--- START ---

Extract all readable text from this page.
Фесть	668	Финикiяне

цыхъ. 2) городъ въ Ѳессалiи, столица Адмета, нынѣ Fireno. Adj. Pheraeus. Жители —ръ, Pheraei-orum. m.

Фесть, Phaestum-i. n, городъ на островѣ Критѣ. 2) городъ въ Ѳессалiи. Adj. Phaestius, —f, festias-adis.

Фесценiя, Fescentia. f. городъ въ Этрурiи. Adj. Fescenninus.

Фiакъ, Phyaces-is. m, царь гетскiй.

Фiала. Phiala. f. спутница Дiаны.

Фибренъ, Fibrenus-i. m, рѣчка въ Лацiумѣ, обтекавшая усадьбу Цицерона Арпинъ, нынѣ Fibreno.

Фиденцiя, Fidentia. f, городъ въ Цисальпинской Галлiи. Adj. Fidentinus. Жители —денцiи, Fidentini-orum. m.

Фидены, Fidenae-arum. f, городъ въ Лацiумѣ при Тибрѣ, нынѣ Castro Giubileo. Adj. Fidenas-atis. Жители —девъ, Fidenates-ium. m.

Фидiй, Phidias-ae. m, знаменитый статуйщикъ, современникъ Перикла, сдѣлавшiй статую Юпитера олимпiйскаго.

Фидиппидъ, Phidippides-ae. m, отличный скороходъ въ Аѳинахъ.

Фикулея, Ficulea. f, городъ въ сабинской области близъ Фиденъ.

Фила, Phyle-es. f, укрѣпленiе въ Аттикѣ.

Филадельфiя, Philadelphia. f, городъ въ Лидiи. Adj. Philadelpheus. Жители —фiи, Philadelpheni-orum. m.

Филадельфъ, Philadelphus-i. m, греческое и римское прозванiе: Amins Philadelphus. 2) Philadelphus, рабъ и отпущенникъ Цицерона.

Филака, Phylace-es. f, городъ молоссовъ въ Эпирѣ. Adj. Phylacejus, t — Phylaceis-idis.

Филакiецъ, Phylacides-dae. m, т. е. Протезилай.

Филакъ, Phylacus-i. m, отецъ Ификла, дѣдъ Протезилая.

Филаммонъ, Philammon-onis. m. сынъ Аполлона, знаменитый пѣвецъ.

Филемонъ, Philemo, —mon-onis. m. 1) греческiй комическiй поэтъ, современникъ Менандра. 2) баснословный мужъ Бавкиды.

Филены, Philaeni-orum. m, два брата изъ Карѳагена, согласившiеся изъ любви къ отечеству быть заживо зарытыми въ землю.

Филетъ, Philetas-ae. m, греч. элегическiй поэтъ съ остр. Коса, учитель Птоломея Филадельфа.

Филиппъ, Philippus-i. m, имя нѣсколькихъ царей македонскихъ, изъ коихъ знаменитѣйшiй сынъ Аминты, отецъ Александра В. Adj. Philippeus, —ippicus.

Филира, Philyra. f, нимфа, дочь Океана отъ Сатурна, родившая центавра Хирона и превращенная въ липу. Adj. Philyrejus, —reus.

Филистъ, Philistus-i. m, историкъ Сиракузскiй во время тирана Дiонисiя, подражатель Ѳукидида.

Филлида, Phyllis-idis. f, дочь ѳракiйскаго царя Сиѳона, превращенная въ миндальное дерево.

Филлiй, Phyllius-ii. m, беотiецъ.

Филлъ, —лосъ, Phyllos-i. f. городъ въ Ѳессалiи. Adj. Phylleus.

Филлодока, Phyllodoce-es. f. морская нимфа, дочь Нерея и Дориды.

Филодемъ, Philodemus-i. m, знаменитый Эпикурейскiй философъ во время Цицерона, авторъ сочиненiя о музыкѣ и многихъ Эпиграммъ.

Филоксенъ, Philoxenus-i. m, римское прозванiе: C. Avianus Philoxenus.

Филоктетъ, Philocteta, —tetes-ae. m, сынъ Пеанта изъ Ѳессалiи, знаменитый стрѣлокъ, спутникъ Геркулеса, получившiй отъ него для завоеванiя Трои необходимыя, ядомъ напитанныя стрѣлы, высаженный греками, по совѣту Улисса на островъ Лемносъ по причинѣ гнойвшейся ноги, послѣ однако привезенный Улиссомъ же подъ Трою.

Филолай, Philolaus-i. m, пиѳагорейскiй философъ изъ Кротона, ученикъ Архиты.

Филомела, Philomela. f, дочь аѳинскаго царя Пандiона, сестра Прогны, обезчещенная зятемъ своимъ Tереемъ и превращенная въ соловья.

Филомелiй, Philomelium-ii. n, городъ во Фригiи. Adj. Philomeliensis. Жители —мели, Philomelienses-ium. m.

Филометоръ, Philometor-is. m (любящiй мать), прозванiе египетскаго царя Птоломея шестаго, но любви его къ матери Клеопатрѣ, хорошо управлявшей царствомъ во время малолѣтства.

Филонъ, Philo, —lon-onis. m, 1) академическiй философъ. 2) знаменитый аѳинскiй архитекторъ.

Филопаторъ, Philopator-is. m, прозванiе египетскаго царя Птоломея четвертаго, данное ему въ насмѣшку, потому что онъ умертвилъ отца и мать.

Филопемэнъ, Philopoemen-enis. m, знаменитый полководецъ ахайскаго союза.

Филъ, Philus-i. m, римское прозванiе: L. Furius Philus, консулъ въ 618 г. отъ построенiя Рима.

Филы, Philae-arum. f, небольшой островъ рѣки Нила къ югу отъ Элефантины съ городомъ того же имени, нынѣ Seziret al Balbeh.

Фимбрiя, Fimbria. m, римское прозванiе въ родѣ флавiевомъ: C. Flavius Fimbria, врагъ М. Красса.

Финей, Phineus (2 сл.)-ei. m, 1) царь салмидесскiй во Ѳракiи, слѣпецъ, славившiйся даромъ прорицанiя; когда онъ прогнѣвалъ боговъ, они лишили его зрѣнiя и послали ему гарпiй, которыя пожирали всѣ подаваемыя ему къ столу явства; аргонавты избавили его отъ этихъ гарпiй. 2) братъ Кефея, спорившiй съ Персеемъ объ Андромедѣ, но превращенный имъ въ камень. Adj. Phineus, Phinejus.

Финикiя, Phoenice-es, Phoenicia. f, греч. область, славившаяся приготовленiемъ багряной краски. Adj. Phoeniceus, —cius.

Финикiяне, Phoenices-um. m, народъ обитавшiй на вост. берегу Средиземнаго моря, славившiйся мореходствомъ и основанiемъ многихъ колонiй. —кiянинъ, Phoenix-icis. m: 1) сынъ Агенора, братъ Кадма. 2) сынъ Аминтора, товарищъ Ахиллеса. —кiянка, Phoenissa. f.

--- END ---

Reproduce all the data word for word.

Final result:
Extract all readable text from this page.
Фесть	668	Финикiяне

цыхъ. 2) городъ въ Ѳессалiи, столица Адмета, нынѣ Fireno. Adj. Pheraeus. Жители —ръ, Pheraei-orum. m.

Фесть, Phaestum-i. n, городъ на островѣ Критѣ. 2) городъ въ Ѳессалiи. Adj. Phaestius, —f, festias-adis.

Фесценiя, Fescentia. f. городъ въ Этрурiи. Adj. Fescenninus.

Фiакъ, Phyaces-is. m, царь гетскiй.

Фiала. Phiala. f. спутница Дiаны.

Фибренъ, Fibrenus-i. m, рѣчка въ Лацiумѣ, обтекавшая усадьбу Цицерона Арпинъ, нынѣ Fibreno.

Фиденцiя, Fidentia. f, городъ въ Цисальпинской Галлiи. Adj. Fidentinus. Жители —денцiи, Fidentini-orum. m.

Фидены, Fidenae-arum. f, городъ въ Лацiумѣ при Тибрѣ, нынѣ Castro Giubileo. Adj. Fidenas-atis. Жители —девъ, Fidenates-ium. m.

Фидiй, Phidias-ae. m, знаменитый статуйщикъ, современникъ Перикла, сдѣлавшiй статую Юпитера олимпiйскаго.

Фидиппидъ, Phidippides-ae. m, отличный скороходъ въ Аѳинахъ.

Фикулея, Ficulea. f, городъ въ сабинской области близъ Фиденъ.

Фила, Phyle-es. f, укрѣпленiе въ Аттикѣ.

Филадельфiя, Philadelphia. f, городъ въ Лидiи. Adj. Philadelpheus. Жители —фiи, Philadelpheni-orum. m.

Филадельфъ, Philadelphus-i. m, греческое и римское прозванiе: Amins Philadelphus. 2) Philadelphus, рабъ и отпущенникъ Цицерона.

Филака, Phylace-es. f, городъ молоссовъ въ Эпирѣ. Adj. Phylacejus, t — Phylaceis-idis.

Филакiецъ, Phylacides-dae. m, т. е. Протезилай.

Филакъ, Phylacus-i. m, отецъ Ификла, дѣдъ Протезилая.

Филаммонъ, Philammon-onis. m. сынъ Аполлона, знаменитый пѣвецъ.

Филемонъ, Philemo, —mon-onis. m. 1) греческiй комическiй поэтъ, современникъ Менандра. 2) баснословный мужъ Бавкиды.

Филены, Philaeni-orum. m, два брата изъ Карѳагена, согласившiеся изъ любви къ отечеству быть заживо зарытыми въ землю.

Филетъ, Philetas-ae. m, греч. элегическiй поэтъ съ остр. Коса, учитель Птоломея Филадельфа.

Филиппъ, Philippus-i. m, имя нѣсколькихъ царей македонскихъ, изъ коихъ знаменитѣйшiй сынъ Аминты, отецъ Александра В. Adj. Philippeus, —ippicus.

Филира, Philyra. f, нимфа, дочь Океана отъ Сатурна, родившая центавра Хирона и превращенная въ липу. Adj. Philyrejus, —reus.

Филистъ, Philistus-i. m, историкъ Сиракузскiй во время тирана Дiонисiя, подражатель Ѳукидида.

Филлида, Phyllis-idis. f, дочь ѳракiйскаго царя Сиѳона, превращенная въ миндальное дерево.

Филлiй, Phyllius-ii. m, беотiецъ.

Филлъ, —лосъ, Phyllos-i. f. городъ въ Ѳессалiи. Adj. Phylleus.

Филлодока, Phyllodoce-es. f. морская нимфа, дочь Нерея и Дориды.

Филодемъ, Philodemus-i. m, знаменитый Эпикурейскiй философъ во время Цицерона, авторъ сочиненiя о музыкѣ и многихъ Эпиграммъ.

Филоксенъ, Philoxenus-i. m, римское прозванiе: C. Avianus Philoxenus.

Филоктетъ, Philocteta, —tetes-ae. m, сынъ Пеанта изъ Ѳессалiи, знаменитый стрѣлокъ, спутникъ Геркулеса, получившiй отъ него для завоеванiя Трои необходимыя, ядомъ напитанныя стрѣлы, высаженный греками, по совѣту Улисса на островъ Лемносъ по причинѣ гнойвшейся ноги, послѣ однако привезенный Улиссомъ же подъ Трою.

Филолай, Philolaus-i. m, пиѳагорейскiй философъ изъ Кротона, ученикъ Архиты.

Филомела, Philomela. f, дочь аѳинскаго царя Пандiона, сестра Прогны, обезчещенная зятемъ своимъ Tереемъ и превращенная въ соловья.

Филомелiй, Philomelium-ii. n, городъ во Фригiи. Adj. Philomeliensis. Жители —мели, Philomelienses-ium. m.

Филометоръ, Philometor-is. m (любящiй мать), прозванiе египетскаго царя Птоломея шестаго, но любви его къ матери Клеопатрѣ, хорошо управлявшей царствомъ во время малолѣтства.

Филонъ, Philo, —lon-onis. m, 1) академическiй философъ. 2) знаменитый аѳинскiй архитекторъ.

Филопаторъ, Philopator-is. m, прозванiе египетскаго царя Птоломея четвертаго, данное ему въ насмѣшку, потому что онъ умертвилъ отца и мать.

Филопемэнъ, Philopoemen-enis. m, знаменитый полководецъ ахайскаго союза.

Филъ, Philus-i. m, римское прозванiе: L. Furius Philus, консулъ въ 618 г. отъ построенiя Рима.

Филы, Philae-arum. f, небольшой островъ рѣки Нила къ югу отъ Элефантины съ городомъ того же имени, нынѣ Seziret al Balbeh.

Фимбрiя, Fimbria. m, римское прозванiе въ родѣ флавiевомъ: C. Flavius Fimbria, врагъ М. Красса.

Финей, Phineus (2 сл.)-ei. m, 1) царь салмидесскiй во Ѳракiи, слѣпецъ, славившiйся даромъ прорицанiя; когда онъ прогнѣвалъ боговъ, они лишили его зрѣнiя и послали ему гарпiй, которыя пожирали всѣ подаваемыя ему къ столу явства; аргонавты избавили его отъ этихъ гарпiй. 2) братъ Кефея, спорившiй съ Персеемъ объ Андромедѣ, но превращенный имъ въ камень. Adj. Phineus, Phinejus.

Финикiя, Phoenice-es, Phoenicia. f, греч. область, славившаяся приготовленiемъ багряной краски. Adj. Phoeniceus, —cius.

Финикiяне, Phoenices-um. m, народъ обитавшiй на вост. берегу Средиземнаго моря, славившiйся мореходствомъ и основанiемъ многихъ колонiй. —кiянинъ, Phoenix-icis. m: 1) сынъ Агенора, братъ Кадма. 2) сынъ Аминтора, товарищъ Ахиллеса. —кiянка, Phoenissa. f.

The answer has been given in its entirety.